Direction
Write out the full set of records below exactly.

The data
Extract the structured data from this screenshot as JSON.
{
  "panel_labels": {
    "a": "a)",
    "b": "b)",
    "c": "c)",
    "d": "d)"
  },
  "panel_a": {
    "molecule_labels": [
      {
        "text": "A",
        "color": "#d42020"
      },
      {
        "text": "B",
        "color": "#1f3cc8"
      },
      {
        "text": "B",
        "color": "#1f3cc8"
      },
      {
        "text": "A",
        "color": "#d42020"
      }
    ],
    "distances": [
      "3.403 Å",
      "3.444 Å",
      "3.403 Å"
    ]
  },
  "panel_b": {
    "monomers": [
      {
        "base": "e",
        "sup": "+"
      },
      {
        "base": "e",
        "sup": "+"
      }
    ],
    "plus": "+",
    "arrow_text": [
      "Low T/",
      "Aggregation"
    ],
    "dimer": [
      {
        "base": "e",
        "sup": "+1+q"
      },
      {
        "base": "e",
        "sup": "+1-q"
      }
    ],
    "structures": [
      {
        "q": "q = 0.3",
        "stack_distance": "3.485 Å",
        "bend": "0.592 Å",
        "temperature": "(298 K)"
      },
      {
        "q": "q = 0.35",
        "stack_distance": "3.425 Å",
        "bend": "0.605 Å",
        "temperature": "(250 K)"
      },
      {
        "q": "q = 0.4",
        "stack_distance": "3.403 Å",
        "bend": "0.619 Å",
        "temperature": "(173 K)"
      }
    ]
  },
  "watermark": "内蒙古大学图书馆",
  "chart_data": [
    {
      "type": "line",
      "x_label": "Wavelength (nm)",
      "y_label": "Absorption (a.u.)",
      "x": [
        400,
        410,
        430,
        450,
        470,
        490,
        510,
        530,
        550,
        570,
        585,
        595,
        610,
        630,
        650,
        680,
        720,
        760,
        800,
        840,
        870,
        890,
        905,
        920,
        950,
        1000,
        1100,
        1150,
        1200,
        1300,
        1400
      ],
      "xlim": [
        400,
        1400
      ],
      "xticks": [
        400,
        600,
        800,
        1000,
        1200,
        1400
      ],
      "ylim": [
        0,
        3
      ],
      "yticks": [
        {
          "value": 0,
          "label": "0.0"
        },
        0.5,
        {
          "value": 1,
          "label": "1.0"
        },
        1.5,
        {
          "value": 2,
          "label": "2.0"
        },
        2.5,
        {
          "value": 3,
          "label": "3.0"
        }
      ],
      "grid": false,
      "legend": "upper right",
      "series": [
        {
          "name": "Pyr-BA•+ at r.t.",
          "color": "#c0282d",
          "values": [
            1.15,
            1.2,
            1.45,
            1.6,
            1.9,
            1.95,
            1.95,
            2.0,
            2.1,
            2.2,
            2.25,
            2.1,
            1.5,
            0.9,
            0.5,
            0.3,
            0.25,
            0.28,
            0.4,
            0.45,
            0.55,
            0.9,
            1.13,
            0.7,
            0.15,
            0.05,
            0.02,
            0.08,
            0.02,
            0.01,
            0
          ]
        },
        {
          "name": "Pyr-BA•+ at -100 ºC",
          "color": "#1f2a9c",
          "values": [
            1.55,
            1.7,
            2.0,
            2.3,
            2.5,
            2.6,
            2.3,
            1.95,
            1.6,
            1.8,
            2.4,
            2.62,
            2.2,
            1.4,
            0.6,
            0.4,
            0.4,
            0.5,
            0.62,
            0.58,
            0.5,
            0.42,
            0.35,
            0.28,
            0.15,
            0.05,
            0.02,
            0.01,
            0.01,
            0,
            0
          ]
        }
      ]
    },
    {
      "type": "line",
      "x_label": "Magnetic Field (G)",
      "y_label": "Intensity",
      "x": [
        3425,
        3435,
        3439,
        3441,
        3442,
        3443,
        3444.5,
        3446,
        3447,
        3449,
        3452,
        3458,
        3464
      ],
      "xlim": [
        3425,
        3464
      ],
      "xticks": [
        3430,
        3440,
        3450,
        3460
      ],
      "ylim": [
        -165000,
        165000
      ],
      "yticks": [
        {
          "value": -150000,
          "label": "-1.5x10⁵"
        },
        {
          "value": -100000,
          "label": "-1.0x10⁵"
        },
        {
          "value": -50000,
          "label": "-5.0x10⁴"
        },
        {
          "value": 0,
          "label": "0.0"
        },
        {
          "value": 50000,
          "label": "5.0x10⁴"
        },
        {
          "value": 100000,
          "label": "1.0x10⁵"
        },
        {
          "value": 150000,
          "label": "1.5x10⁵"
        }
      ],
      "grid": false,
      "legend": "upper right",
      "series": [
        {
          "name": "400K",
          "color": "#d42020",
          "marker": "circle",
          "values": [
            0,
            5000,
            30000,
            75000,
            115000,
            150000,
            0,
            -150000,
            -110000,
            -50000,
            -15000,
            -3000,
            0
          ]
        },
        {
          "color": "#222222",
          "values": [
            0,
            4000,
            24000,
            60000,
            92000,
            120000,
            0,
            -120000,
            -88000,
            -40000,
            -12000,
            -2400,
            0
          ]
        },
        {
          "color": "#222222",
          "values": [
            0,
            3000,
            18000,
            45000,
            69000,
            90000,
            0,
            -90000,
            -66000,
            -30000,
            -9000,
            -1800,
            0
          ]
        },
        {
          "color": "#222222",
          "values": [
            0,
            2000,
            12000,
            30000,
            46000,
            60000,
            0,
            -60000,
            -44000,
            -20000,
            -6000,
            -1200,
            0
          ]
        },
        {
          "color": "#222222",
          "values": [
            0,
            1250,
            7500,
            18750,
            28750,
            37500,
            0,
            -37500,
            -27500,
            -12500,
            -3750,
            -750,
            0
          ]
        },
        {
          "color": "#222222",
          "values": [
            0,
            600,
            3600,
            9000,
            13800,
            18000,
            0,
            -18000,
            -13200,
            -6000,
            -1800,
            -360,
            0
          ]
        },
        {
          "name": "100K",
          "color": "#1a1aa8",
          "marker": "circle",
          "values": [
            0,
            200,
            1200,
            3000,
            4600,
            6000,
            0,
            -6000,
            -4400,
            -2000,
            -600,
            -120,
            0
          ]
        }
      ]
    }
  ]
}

Solution for this exercise
Extract the structured data from this screenshot as JSON.
{
  "panel_labels": {
    "a": "a)",
    "b": "b)",
    "c": "c)",
    "d": "d)"
  },
  "panel_a": {
    "molecule_labels": [
      {
        "text": "A",
        "color": "#d42020"
      },
      {
        "text": "B",
        "color": "#1f3cc8"
      },
      {
        "text": "B",
        "color": "#1f3cc8"
      },
      {
        "text": "A",
        "color": "#d42020"
      }
    ],
    "distances": [
      "3.403 Å",
      "3.444 Å",
      "3.403 Å"
    ]
  },
  "panel_b": {
    "monomers": [
      {
        "base": "e",
        "sup": "+"
      },
      {
        "base": "e",
        "sup": "+"
      }
    ],
    "plus": "+",
    "arrow_text": [
      "Low T/",
      "Aggregation"
    ],
    "dimer": [
      {
        "base": "e",
        "sup": "+1+q"
      },
      {
        "base": "e",
        "sup": "+1-q"
      }
    ],
    "structures": [
      {
        "q": "q = 0.3",
        "stack_distance": "3.485 Å",
        "bend": "0.592 Å",
        "temperature": "(298 K)"
      },
      {
        "q": "q = 0.35",
        "stack_distance": "3.425 Å",
        "bend": "0.605 Å",
        "temperature": "(250 K)"
      },
      {
        "q": "q = 0.4",
        "stack_distance": "3.403 Å",
        "bend": "0.619 Å",
        "temperature": "(173 K)"
      }
    ]
  },
  "watermark": "内蒙古大学图书馆",
  "chart_data": [
    {
      "type": "line",
      "x_label": "Wavelength (nm)",
      "y_label": "Absorption (a.u.)",
      "x": [
        400,
        410,
        430,
        450,
        470,
        490,
        510,
        530,
        550,
        570,
        585,
        595,
        610,
        630,
        650,
        680,
        720,
        760,
        800,
        840,
        870,
        890,
        905,
        920,
        950,
        1000,
        1100,
        1150,
        1200,
        1300,
        1400
      ],
      "xlim": [
        400,
        1400
      ],
      "xticks": [
        400,
        600,
        800,
        1000,
        1200,
        1400
      ],
      "ylim": [
        0,
        3
      ],
      "yticks": [
        {
          "value": 0,
          "label": "0.0"
        },
        0.5,
        {
          "value": 1,
          "label": "1.0"
        },
        1.5,
        {
          "value": 2,
          "label": "2.0"
        },
        2.5,
        {
          "value": 3,
          "label": "3.0"
        }
      ],
      "grid": false,
      "legend": "upper right",
      "series": [
        {
          "name": "Pyr-BA•+ at r.t.",
          "color": "#c0282d",
          "values": [
            1.15,
            1.2,
            1.45,
            1.6,
            1.9,
            1.95,
            1.95,
            2.0,
            2.1,
            2.2,
            2.25,
            2.1,
            1.5,
            0.9,
            0.5,
            0.3,
            0.25,
            0.28,
            0.4,
            0.45,
            0.55,
            0.9,
            1.13,
            0.7,
            0.15,
            0.05,
            0.02,
            0.08,
            0.02,
            0.01,
            0
          ]
        },
        {
          "name": "Pyr-BA•+ at -100 ºC",
          "color": "#1f2a9c",
          "values": [
            1.55,
            1.7,
            2.0,
            2.3,
            2.5,
            2.6,
            2.3,
            1.95,
            1.6,
            1.8,
            2.4,
            2.62,
            2.2,
            1.4,
            0.6,
            0.4,
            0.4,
            0.5,
            0.62,
            0.58,
            0.5,
            0.42,
            0.35,
            0.28,
            0.15,
            0.05,
            0.02,
            0.01,
            0.01,
            0,
            0
          ]
        }
      ]
    },
    {
      "type": "line",
      "x_label": "Magnetic Field (G)",
      "y_label": "Intensity",
      "x": [
        3425,
        3435,
        3439,
        3441,
        3442,
        3443,
        3444.5,
        3446,
        3447,
        3449,
        3452,
        3458,
        3464
      ],
      "xlim": [
        3425,
        3464
      ],
      "xticks": [
        3430,
        3440,
        3450,
        3460
      ],
      "ylim": [
        -165000,
        165000
      ],
      "yticks": [
        {
          "value": -150000,
          "label": "-1.5x10⁵"
        },
        {
          "value": -100000,
          "label": "-1.0x10⁵"
        },
        {
          "value": -50000,
          "label": "-5.0x10⁴"
        },
        {
          "value": 0,
          "label": "0.0"
        },
        {
          "value": 50000,
          "label": "5.0x10⁴"
        },
        {
          "value": 100000,
          "label": "1.0x10⁵"
        },
        {
          "value": 150000,
          "label": "1.5x10⁵"
        }
      ],
      "grid": false,
      "legend": "upper right",
      "series": [
        {
          "name": "400K",
          "color": "#d42020",
          "marker": "circle",
          "values": [
            0,
            5000,
            30000,
            75000,
            115000,
            150000,
            0,
            -150000,
            -110000,
            -50000,
            -15000,
            -3000,
            0
          ]
        },
        {
          "color": "#222222",
          "values": [
            0,
            4000,
            24000,
            60000,
            92000,
            120000,
            0,
            -120000,
            -88000,
            -40000,
            -12000,
            -2400,
            0
          ]
        },
        {
          "color": "#222222",
          "values": [
            0,
            3000,
            18000,
            45000,
            69000,
            90000,
            0,
            -90000,
            -66000,
            -30000,
            -9000,
            -1800,
            0
          ]
        },
        {
          "color": "#222222",
          "values": [
            0,
            2000,
            12000,
            30000,
            46000,
            60000,
            0,
            -60000,
            -44000,
            -20000,
            -6000,
            -1200,
            0
          ]
        },
        {
          "color": "#222222",
          "values": [
            0,
            1250,
            7500,
            18750,
            28750,
            37500,
            0,
            -37500,
            -27500,
            -12500,
            -3750,
            -750,
            0
          ]
        },
        {
          "color": "#222222",
          "values": [
            0,
            600,
            3600,
            9000,
            13800,
            18000,
            0,
            -18000,
            -13200,
            -6000,
            -1800,
            -360,
            0
          ]
        },
        {
          "name": "100K",
          "color": "#1a1aa8",
          "marker": "circle",
          "values": [
            0,
            200,
            1200,
            3000,
            4600,
            6000,
            0,
            -6000,
            -4400,
            -2000,
            -600,
            -120,
            0
          ]
        }
      ]
    }
  ]
}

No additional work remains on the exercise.